REQUIRED WORK:
Copy every line of the saved entries below word for word, keeping each line as it is.

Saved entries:

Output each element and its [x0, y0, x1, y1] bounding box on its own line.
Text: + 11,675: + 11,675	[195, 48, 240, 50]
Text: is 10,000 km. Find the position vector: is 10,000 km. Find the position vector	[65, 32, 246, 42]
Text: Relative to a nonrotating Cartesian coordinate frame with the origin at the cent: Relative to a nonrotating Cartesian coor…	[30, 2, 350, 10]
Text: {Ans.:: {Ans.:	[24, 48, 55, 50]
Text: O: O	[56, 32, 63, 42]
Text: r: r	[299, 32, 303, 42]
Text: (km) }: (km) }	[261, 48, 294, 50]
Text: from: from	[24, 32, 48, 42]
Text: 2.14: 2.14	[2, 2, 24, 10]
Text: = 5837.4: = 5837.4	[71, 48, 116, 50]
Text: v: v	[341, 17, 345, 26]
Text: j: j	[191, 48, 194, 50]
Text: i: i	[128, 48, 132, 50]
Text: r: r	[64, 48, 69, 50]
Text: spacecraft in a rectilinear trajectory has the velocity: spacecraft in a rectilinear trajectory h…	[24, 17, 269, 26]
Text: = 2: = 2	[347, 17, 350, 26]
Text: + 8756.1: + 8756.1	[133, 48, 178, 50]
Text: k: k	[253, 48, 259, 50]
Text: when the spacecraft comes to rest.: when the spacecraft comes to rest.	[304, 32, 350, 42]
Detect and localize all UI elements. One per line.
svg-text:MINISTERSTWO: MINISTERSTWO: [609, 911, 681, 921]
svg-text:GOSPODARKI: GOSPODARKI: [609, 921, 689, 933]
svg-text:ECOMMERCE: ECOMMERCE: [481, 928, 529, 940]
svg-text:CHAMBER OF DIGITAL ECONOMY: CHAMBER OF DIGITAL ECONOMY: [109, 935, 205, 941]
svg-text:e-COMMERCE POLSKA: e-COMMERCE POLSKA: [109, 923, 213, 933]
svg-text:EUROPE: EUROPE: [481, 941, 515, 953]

THE ANSWER:
Output each element and its [x0, y0, x1, y1] bounding box on its own line.
Text: + 11,675: + 11,675	[195, 48, 240, 50]
Text: is 10,000 km. Find the position vector: is 10,000 km. Find the position vector	[65, 32, 246, 42]
Text: Relative to a nonrotating Cartesian coordinate frame with the origin at the cent: Relative to a nonrotating Cartesian coor…	[30, 2, 350, 10]
Text: {Ans.:: {Ans.:	[24, 48, 55, 50]
Text: O: O	[56, 32, 63, 42]
Text: r: r	[299, 32, 303, 42]
Text: (km) }: (km) }	[261, 48, 294, 50]
Text: from: from	[24, 32, 48, 42]
Text: 2.14: 2.14	[2, 2, 24, 10]
Text: = 5837.4: = 5837.4	[71, 48, 116, 50]
Text: v: v	[341, 17, 345, 26]
Text: j: j	[191, 48, 194, 50]
Text: i: i	[128, 48, 132, 50]
Text: r: r	[64, 48, 69, 50]
Text: spacecraft in a rectilinear trajectory has the velocity: spacecraft in a rectilinear trajectory h…	[24, 17, 269, 26]
Text: = 2: = 2	[347, 17, 350, 26]
Text: + 8756.1: + 8756.1	[133, 48, 178, 50]
Text: k: k	[253, 48, 259, 50]
Text: when the spacecraft comes to rest.: when the spacecraft comes to rest.	[304, 32, 350, 42]
Detect and localize all UI elements. One per line.
svg-text:MINISTERSTWO: MINISTERSTWO: [609, 911, 681, 921]
svg-text:GOSPODARKI: GOSPODARKI: [609, 921, 689, 933]
svg-text:ECOMMERCE: ECOMMERCE: [481, 928, 529, 940]
svg-text:CHAMBER OF DIGITAL ECONOMY: CHAMBER OF DIGITAL ECONOMY: [109, 935, 205, 941]
svg-text:e-COMMERCE POLSKA: e-COMMERCE POLSKA: [109, 923, 213, 933]
svg-text:EUROPE: EUROPE: [481, 941, 515, 953]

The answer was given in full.